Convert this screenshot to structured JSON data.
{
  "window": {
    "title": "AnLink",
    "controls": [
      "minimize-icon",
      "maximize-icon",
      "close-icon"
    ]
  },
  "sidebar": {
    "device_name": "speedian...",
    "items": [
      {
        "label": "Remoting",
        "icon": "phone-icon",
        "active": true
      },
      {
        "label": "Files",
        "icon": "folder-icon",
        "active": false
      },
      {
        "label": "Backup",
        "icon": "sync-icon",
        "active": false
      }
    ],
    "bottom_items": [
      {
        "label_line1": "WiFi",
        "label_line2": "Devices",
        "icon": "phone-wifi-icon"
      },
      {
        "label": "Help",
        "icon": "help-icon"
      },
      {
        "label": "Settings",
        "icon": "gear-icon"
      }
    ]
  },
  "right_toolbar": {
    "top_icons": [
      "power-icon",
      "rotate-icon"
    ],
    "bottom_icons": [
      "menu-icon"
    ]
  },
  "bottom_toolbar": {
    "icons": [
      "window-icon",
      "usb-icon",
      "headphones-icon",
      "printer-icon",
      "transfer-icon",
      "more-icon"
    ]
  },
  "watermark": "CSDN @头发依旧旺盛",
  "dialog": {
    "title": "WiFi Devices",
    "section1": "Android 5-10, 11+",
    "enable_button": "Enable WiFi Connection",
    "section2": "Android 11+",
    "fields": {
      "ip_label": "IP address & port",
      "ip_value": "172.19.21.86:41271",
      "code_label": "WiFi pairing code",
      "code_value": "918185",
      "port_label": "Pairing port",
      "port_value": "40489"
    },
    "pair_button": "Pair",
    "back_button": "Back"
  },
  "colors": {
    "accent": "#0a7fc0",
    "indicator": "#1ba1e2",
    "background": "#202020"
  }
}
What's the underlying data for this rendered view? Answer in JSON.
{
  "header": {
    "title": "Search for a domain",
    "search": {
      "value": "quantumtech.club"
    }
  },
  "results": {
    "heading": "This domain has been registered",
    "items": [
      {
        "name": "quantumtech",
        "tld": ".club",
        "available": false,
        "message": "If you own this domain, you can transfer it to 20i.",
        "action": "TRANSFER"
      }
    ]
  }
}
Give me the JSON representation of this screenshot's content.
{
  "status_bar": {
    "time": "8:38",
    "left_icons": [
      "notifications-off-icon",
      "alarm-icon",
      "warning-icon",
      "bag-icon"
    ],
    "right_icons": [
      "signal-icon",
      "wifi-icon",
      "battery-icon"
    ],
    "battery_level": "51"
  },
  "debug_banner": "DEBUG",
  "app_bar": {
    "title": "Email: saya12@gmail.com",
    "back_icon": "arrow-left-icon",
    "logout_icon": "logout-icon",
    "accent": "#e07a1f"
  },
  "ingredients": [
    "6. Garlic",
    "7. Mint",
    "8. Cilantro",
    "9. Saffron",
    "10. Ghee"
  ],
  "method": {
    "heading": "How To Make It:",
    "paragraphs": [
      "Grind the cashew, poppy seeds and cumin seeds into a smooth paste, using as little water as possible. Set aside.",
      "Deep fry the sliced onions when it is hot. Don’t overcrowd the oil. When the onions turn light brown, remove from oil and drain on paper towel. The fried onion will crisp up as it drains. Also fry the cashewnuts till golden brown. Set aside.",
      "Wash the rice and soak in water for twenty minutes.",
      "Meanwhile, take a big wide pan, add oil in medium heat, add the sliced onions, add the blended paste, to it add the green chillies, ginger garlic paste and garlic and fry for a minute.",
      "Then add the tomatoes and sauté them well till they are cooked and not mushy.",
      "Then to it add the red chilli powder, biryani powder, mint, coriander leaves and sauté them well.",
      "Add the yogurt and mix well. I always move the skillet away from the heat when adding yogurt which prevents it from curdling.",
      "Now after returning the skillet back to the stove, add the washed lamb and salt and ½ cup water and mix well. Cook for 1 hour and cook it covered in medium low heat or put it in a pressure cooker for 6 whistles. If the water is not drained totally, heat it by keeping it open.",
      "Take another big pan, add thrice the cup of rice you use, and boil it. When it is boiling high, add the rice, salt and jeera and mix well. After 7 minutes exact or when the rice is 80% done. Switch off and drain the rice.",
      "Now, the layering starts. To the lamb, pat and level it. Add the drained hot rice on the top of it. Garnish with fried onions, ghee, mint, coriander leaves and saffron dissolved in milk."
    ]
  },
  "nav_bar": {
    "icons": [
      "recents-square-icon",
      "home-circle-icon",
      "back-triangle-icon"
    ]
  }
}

* TASK STATEMENT *
Please repeat the listing exactly, with nothing left out.

* THE REPLY *
Convert this screenshot to structured JSON data.
{
  "window": {
    "title": "AnLink",
    "controls": [
      "minimize-icon",
      "maximize-icon",
      "close-icon"
    ]
  },
  "sidebar": {
    "device_name": "speedian...",
    "items": [
      {
        "label": "Remoting",
        "icon": "phone-icon",
        "active": true
      },
      {
        "label": "Files",
        "icon": "folder-icon",
        "active": false
      },
      {
        "label": "Backup",
        "icon": "sync-icon",
        "active": false
      }
    ],
    "bottom_items": [
      {
        "label_line1": "WiFi",
        "label_line2": "Devices",
        "icon": "phone-wifi-icon"
      },
      {
        "label": "Help",
        "icon": "help-icon"
      },
      {
        "label": "Settings",
        "icon": "gear-icon"
      }
    ]
  },
  "right_toolbar": {
    "top_icons": [
      "power-icon",
      "rotate-icon"
    ],
    "bottom_icons": [
      "menu-icon"
    ]
  },
  "bottom_toolbar": {
    "icons": [
      "window-icon",
      "usb-icon",
      "headphones-icon",
      "printer-icon",
      "transfer-icon",
      "more-icon"
    ]
  },
  "watermark": "CSDN @头发依旧旺盛",
  "dialog": {
    "title": "WiFi Devices",
    "section1": "Android 5-10, 11+",
    "enable_button": "Enable WiFi Connection",
    "section2": "Android 11+",
    "fields": {
      "ip_label": "IP address & port",
      "ip_value": "172.19.21.86:41271",
      "code_label": "WiFi pairing code",
      "code_value": "918185",
      "port_label": "Pairing port",
      "port_value": "40489"
    },
    "pair_button": "Pair",
    "back_button": "Back"
  },
  "colors": {
    "accent": "#0a7fc0",
    "indicator": "#1ba1e2",
    "background": "#202020"
  }
}
What's the underlying data for this rendered view? Answer in JSON.
{
  "header": {
    "title": "Search for a domain",
    "search": {
      "value": "quantumtech.club"
    }
  },
  "results": {
    "heading": "This domain has been registered",
    "items": [
      {
        "name": "quantumtech",
        "tld": ".club",
        "available": false,
        "message": "If you own this domain, you can transfer it to 20i.",
        "action": "TRANSFER"
      }
    ]
  }
}
Give me the JSON representation of this screenshot's content.
{
  "status_bar": {
    "time": "8:38",
    "left_icons": [
      "notifications-off-icon",
      "alarm-icon",
      "warning-icon",
      "bag-icon"
    ],
    "right_icons": [
      "signal-icon",
      "wifi-icon",
      "battery-icon"
    ],
    "battery_level": "51"
  },
  "debug_banner": "DEBUG",
  "app_bar": {
    "title": "Email: saya12@gmail.com",
    "back_icon": "arrow-left-icon",
    "logout_icon": "logout-icon",
    "accent": "#e07a1f"
  },
  "ingredients": [
    "6. Garlic",
    "7. Mint",
    "8. Cilantro",
    "9. Saffron",
    "10. Ghee"
  ],
  "method": {
    "heading": "How To Make It:",
    "paragraphs": [
      "Grind the cashew, poppy seeds and cumin seeds into a smooth paste, using as little water as possible. Set aside.",
      "Deep fry the sliced onions when it is hot. Don’t overcrowd the oil. When the onions turn light brown, remove from oil and drain on paper towel. The fried onion will crisp up as it drains. Also fry the cashewnuts till golden brown. Set aside.",
      "Wash the rice and soak in water for twenty minutes.",
      "Meanwhile, take a big wide pan, add oil in medium heat, add the sliced onions, add the blended paste, to it add the green chillies, ginger garlic paste and garlic and fry for a minute.",
      "Then add the tomatoes and sauté them well till they are cooked and not mushy.",
      "Then to it add the red chilli powder, biryani powder, mint, coriander leaves and sauté them well.",
      "Add the yogurt and mix well. I always move the skillet away from the heat when adding yogurt which prevents it from curdling.",
      "Now after returning the skillet back to the stove, add the washed lamb and salt and ½ cup water and mix well. Cook for 1 hour and cook it covered in medium low heat or put it in a pressure cooker for 6 whistles. If the water is not drained totally, heat it by keeping it open.",
      "Take another big pan, add thrice the cup of rice you use, and boil it. When it is boiling high, add the rice, salt and jeera and mix well. After 7 minutes exact or when the rice is 80% done. Switch off and drain the rice.",
      "Now, the layering starts. To the lamb, pat and level it. Add the drained hot rice on the top of it. Garnish with fried onions, ghee, mint, coriander leaves and saffron dissolved in milk."
    ]
  },
  "nav_bar": {
    "icons": [
      "recents-square-icon",
      "home-circle-icon",
      "back-triangle-icon"
    ]
  }
}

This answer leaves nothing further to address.